#### PROBLEM TO SOLVE
Below is a block of records; repeat all of them exactly.

=-=-=

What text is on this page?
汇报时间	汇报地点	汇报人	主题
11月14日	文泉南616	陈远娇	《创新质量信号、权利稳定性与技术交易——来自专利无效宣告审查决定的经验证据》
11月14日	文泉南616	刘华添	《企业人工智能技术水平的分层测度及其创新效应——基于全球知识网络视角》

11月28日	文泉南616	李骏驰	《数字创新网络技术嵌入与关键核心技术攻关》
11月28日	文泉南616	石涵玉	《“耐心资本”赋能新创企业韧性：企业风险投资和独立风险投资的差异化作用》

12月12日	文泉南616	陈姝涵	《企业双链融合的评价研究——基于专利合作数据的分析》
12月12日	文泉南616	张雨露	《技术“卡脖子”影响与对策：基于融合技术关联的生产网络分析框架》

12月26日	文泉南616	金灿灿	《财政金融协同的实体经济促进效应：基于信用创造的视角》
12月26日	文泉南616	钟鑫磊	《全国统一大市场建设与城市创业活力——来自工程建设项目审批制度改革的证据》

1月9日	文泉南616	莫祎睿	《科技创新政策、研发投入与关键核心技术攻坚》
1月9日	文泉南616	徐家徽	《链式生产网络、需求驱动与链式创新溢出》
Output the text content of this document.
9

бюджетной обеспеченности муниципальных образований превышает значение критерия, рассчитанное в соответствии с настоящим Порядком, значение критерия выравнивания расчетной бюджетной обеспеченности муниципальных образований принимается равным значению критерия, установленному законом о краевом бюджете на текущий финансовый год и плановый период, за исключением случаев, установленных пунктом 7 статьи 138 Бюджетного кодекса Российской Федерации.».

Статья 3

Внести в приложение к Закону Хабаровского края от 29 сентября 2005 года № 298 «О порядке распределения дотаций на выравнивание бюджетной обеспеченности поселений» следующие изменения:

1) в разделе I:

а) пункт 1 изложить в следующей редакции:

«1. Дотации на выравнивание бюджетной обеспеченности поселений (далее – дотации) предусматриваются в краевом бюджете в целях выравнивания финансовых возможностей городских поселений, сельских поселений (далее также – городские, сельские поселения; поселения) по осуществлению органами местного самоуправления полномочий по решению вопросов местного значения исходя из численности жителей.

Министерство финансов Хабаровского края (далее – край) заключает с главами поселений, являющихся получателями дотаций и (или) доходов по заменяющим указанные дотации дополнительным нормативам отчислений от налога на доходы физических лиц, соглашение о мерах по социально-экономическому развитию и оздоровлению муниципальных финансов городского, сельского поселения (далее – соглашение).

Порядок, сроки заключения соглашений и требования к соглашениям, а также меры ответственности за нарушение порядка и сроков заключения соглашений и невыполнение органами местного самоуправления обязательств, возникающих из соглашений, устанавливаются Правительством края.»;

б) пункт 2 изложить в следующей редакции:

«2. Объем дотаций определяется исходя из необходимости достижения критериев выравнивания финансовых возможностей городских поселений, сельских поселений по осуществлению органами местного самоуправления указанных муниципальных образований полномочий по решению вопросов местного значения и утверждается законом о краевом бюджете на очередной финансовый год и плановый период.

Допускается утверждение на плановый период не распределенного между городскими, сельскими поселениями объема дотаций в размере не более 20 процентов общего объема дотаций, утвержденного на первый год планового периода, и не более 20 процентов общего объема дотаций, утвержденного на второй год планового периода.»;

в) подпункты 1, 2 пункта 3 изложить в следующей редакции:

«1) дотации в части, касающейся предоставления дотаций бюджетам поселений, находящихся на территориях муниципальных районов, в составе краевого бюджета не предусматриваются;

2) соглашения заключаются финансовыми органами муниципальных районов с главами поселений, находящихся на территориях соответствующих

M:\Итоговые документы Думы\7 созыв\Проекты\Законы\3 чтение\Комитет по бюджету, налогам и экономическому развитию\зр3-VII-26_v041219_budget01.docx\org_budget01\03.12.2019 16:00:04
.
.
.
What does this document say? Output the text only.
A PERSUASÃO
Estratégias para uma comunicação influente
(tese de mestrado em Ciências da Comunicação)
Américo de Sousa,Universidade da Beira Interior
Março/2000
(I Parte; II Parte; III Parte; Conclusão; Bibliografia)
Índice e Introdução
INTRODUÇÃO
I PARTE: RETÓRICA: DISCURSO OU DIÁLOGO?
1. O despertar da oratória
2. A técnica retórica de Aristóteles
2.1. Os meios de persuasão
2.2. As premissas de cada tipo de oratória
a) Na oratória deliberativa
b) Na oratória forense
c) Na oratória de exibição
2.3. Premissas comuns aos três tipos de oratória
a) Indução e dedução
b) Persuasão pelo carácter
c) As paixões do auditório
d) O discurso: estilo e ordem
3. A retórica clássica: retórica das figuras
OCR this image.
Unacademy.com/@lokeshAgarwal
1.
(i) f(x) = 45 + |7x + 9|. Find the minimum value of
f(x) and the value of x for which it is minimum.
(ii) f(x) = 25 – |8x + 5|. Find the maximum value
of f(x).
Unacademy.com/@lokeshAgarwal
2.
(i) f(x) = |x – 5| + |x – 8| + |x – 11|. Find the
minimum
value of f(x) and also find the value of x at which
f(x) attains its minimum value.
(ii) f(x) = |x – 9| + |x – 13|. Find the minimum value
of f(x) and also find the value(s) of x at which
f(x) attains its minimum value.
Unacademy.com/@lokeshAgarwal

=-=-=

#### REPLY
What text is on this page?
汇报时间	汇报地点	汇报人	主题
11月14日	文泉南616	陈远娇	《创新质量信号、权利稳定性与技术交易——来自专利无效宣告审查决定的经验证据》
11月14日	文泉南616	刘华添	《企业人工智能技术水平的分层测度及其创新效应——基于全球知识网络视角》

11月28日	文泉南616	李骏驰	《数字创新网络技术嵌入与关键核心技术攻关》
11月28日	文泉南616	石涵玉	《“耐心资本”赋能新创企业韧性：企业风险投资和独立风险投资的差异化作用》

12月12日	文泉南616	陈姝涵	《企业双链融合的评价研究——基于专利合作数据的分析》
12月12日	文泉南616	张雨露	《技术“卡脖子”影响与对策：基于融合技术关联的生产网络分析框架》

12月26日	文泉南616	金灿灿	《财政金融协同的实体经济促进效应：基于信用创造的视角》
12月26日	文泉南616	钟鑫磊	《全国统一大市场建设与城市创业活力——来自工程建设项目审批制度改革的证据》

1月9日	文泉南616	莫祎睿	《科技创新政策、研发投入与关键核心技术攻坚》
1月9日	文泉南616	徐家徽	《链式生产网络、需求驱动与链式创新溢出》
Output the text content of this document.
9

бюджетной обеспеченности муниципальных образований превышает значение критерия, рассчитанное в соответствии с настоящим Порядком, значение критерия выравнивания расчетной бюджетной обеспеченности муниципальных образований принимается равным значению критерия, установленному законом о краевом бюджете на текущий финансовый год и плановый период, за исключением случаев, установленных пунктом 7 статьи 138 Бюджетного кодекса Российской Федерации.».

Статья 3

Внести в приложение к Закону Хабаровского края от 29 сентября 2005 года № 298 «О порядке распределения дотаций на выравнивание бюджетной обеспеченности поселений» следующие изменения:

1) в разделе I:

а) пункт 1 изложить в следующей редакции:

«1. Дотации на выравнивание бюджетной обеспеченности поселений (далее – дотации) предусматриваются в краевом бюджете в целях выравнивания финансовых возможностей городских поселений, сельских поселений (далее также – городские, сельские поселения; поселения) по осуществлению органами местного самоуправления полномочий по решению вопросов местного значения исходя из численности жителей.

Министерство финансов Хабаровского края (далее – край) заключает с главами поселений, являющихся получателями дотаций и (или) доходов по заменяющим указанные дотации дополнительным нормативам отчислений от налога на доходы физических лиц, соглашение о мерах по социально-экономическому развитию и оздоровлению муниципальных финансов городского, сельского поселения (далее – соглашение).

Порядок, сроки заключения соглашений и требования к соглашениям, а также меры ответственности за нарушение порядка и сроков заключения соглашений и невыполнение органами местного самоуправления обязательств, возникающих из соглашений, устанавливаются Правительством края.»;

б) пункт 2 изложить в следующей редакции:

«2. Объем дотаций определяется исходя из необходимости достижения критериев выравнивания финансовых возможностей городских поселений, сельских поселений по осуществлению органами местного самоуправления указанных муниципальных образований полномочий по решению вопросов местного значения и утверждается законом о краевом бюджете на очередной финансовый год и плановый период.

Допускается утверждение на плановый период не распределенного между городскими, сельскими поселениями объема дотаций в размере не более 20 процентов общего объема дотаций, утвержденного на первый год планового периода, и не более 20 процентов общего объема дотаций, утвержденного на второй год планового периода.»;

в) подпункты 1, 2 пункта 3 изложить в следующей редакции:

«1) дотации в части, касающейся предоставления дотаций бюджетам поселений, находящихся на территориях муниципальных районов, в составе краевого бюджета не предусматриваются;

2) соглашения заключаются финансовыми органами муниципальных районов с главами поселений, находящихся на территориях соответствующих

M:\Итоговые документы Думы\7 созыв\Проекты\Законы\3 чтение\Комитет по бюджету, налогам и экономическому развитию\зр3-VII-26_v041219_budget01.docx\org_budget01\03.12.2019 16:00:04
.
.
.
What does this document say? Output the text only.
A PERSUASÃO
Estratégias para uma comunicação influente
(tese de mestrado em Ciências da Comunicação)
Américo de Sousa,Universidade da Beira Interior
Março/2000
(I Parte; II Parte; III Parte; Conclusão; Bibliografia)
Índice e Introdução
INTRODUÇÃO
I PARTE: RETÓRICA: DISCURSO OU DIÁLOGO?
1. O despertar da oratória
2. A técnica retórica de Aristóteles
2.1. Os meios de persuasão
2.2. As premissas de cada tipo de oratória
a) Na oratória deliberativa
b) Na oratória forense
c) Na oratória de exibição
2.3. Premissas comuns aos três tipos de oratória
a) Indução e dedução
b) Persuasão pelo carácter
c) As paixões do auditório
d) O discurso: estilo e ordem
3. A retórica clássica: retórica das figuras
OCR this image.
Unacademy.com/@lokeshAgarwal
1.
(i) f(x) = 45 + |7x + 9|. Find the minimum value of
f(x) and the value of x for which it is minimum.
(ii) f(x) = 25 – |8x + 5|. Find the maximum value
of f(x).
Unacademy.com/@lokeshAgarwal
2.
(i) f(x) = |x – 5| + |x – 8| + |x – 11|. Find the
minimum
value of f(x) and also find the value of x at which
f(x) attains its minimum value.
(ii) f(x) = |x – 9| + |x – 13|. Find the minimum value
of f(x) and also find the value(s) of x at which
f(x) attains its minimum value.
Unacademy.com/@lokeshAgarwal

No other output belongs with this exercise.